To be done -
Beginning at the line that contains "What does this", reproduce every line to the end of the material without changing any of them.

>> Begin Material

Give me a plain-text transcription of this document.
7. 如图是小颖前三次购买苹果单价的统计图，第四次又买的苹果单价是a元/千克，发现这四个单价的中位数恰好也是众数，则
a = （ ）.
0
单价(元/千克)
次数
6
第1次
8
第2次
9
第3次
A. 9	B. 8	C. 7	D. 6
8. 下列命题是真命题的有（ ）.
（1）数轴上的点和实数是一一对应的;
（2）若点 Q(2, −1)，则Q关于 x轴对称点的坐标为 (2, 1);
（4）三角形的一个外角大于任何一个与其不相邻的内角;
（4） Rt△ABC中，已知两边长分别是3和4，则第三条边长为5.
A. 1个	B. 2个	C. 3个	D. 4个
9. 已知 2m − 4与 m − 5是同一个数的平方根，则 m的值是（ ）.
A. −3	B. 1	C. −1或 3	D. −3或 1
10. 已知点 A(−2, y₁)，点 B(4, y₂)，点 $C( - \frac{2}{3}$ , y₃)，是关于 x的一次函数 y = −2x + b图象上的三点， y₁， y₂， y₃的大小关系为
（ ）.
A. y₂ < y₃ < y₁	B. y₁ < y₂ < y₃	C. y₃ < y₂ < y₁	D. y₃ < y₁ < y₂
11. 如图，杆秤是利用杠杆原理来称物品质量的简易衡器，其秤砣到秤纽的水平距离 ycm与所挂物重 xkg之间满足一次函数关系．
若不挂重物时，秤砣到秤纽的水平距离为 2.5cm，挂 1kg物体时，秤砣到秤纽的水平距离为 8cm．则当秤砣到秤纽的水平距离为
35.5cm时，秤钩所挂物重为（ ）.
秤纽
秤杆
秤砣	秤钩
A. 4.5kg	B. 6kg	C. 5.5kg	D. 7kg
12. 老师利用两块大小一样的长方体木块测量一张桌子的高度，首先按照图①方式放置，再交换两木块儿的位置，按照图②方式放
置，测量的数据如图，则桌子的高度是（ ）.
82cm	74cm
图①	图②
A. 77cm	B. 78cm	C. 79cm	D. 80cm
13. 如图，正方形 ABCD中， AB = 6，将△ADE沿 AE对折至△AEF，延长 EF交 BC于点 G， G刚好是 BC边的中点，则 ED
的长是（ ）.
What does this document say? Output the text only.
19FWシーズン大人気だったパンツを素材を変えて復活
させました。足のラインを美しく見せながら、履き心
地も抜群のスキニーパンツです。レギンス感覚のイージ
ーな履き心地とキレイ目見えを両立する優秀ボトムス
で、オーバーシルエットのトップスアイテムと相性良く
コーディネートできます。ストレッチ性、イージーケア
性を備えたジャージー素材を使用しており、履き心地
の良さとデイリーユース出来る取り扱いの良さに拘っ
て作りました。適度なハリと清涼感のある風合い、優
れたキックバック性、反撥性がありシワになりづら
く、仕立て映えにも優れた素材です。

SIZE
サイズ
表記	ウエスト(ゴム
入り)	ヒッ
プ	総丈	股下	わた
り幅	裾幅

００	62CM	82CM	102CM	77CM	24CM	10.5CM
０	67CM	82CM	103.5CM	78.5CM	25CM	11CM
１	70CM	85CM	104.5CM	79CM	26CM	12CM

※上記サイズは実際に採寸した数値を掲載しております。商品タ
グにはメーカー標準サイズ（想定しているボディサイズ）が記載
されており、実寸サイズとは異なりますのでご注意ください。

>> End Material

Answer to this problem -
What does this document say? Output the text only.
19FWシーズン大人気だったパンツを素材を変えて復活
させました。足のラインを美しく見せながら、履き心
地も抜群のスキニーパンツです。レギンス感覚のイージ
ーな履き心地とキレイ目見えを両立する優秀ボトムス
で、オーバーシルエットのトップスアイテムと相性良く
コーディネートできます。ストレッチ性、イージーケア
性を備えたジャージー素材を使用しており、履き心地
の良さとデイリーユース出来る取り扱いの良さに拘っ
て作りました。適度なハリと清涼感のある風合い、優
れたキックバック性、反撥性がありシワになりづら
く、仕立て映えにも優れた素材です。

SIZE
サイズ
表記	ウエスト(ゴム
入り)	ヒッ
プ	総丈	股下	わた
り幅	裾幅

００	62CM	82CM	102CM	77CM	24CM	10.5CM
０	67CM	82CM	103.5CM	78.5CM	25CM	11CM
１	70CM	85CM	104.5CM	79CM	26CM	12CM

※上記サイズは実際に採寸した数値を掲載しております。商品タ
グにはメーカー標準サイズ（想定しているボディサイズ）が記載
されており、実寸サイズとは異なりますのでご注意ください。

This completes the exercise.